### Problem
Look through the records below, and copy out every line that holds the string "ylabel".

(Records from a collection of figures)

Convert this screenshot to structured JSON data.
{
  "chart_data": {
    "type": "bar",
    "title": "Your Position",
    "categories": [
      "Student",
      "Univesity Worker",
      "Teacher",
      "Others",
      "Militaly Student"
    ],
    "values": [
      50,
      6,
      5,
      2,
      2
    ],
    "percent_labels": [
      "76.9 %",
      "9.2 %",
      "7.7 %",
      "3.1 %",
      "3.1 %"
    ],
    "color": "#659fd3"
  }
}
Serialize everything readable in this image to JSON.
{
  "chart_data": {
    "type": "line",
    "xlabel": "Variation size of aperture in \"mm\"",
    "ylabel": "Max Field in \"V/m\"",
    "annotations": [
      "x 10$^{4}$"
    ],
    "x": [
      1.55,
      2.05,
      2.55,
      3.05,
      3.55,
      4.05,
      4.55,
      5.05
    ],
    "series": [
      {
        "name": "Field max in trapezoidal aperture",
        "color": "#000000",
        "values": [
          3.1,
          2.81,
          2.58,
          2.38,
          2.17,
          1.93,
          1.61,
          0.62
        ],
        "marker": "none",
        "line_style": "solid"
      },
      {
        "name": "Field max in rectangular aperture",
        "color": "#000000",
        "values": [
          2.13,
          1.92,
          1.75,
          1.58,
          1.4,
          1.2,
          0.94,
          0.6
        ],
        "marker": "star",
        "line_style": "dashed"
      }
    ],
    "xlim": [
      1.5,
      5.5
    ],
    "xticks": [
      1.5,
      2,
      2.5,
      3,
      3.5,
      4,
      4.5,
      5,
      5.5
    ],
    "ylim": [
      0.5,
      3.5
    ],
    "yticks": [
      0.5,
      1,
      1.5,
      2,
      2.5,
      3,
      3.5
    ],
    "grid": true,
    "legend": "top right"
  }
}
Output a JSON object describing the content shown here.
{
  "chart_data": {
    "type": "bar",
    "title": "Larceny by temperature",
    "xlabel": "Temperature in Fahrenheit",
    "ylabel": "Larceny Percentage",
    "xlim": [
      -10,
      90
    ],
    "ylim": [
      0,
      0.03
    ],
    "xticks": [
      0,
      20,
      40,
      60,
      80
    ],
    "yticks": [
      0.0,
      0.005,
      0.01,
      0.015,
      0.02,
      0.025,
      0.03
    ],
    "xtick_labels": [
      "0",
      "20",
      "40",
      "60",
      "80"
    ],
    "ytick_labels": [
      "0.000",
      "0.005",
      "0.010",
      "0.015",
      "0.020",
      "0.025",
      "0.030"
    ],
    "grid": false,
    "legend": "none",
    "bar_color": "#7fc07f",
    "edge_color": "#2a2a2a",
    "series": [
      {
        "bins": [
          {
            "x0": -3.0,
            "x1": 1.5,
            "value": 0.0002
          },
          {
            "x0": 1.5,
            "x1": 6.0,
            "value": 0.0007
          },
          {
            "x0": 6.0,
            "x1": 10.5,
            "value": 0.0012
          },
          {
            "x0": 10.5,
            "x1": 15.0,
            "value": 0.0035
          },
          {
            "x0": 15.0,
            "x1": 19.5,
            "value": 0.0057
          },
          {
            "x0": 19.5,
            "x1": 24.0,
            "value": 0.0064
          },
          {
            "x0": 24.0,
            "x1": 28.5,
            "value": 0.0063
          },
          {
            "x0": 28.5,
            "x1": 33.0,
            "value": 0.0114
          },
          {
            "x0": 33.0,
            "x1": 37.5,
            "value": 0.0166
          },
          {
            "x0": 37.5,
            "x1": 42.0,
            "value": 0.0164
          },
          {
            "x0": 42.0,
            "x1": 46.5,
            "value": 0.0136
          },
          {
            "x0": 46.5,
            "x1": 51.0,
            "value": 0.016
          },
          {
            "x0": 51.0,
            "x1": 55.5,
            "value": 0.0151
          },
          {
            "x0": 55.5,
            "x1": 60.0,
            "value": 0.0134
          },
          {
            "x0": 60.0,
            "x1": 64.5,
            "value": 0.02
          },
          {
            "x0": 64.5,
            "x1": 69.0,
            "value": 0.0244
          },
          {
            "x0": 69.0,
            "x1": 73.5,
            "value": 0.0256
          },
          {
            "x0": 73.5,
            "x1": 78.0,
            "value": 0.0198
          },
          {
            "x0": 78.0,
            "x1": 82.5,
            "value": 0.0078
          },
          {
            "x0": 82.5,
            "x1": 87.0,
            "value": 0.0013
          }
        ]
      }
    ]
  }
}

### Task response
    "ylabel": "Max Field in \"V/m\"",
    "ylabel": "Larceny Percentage",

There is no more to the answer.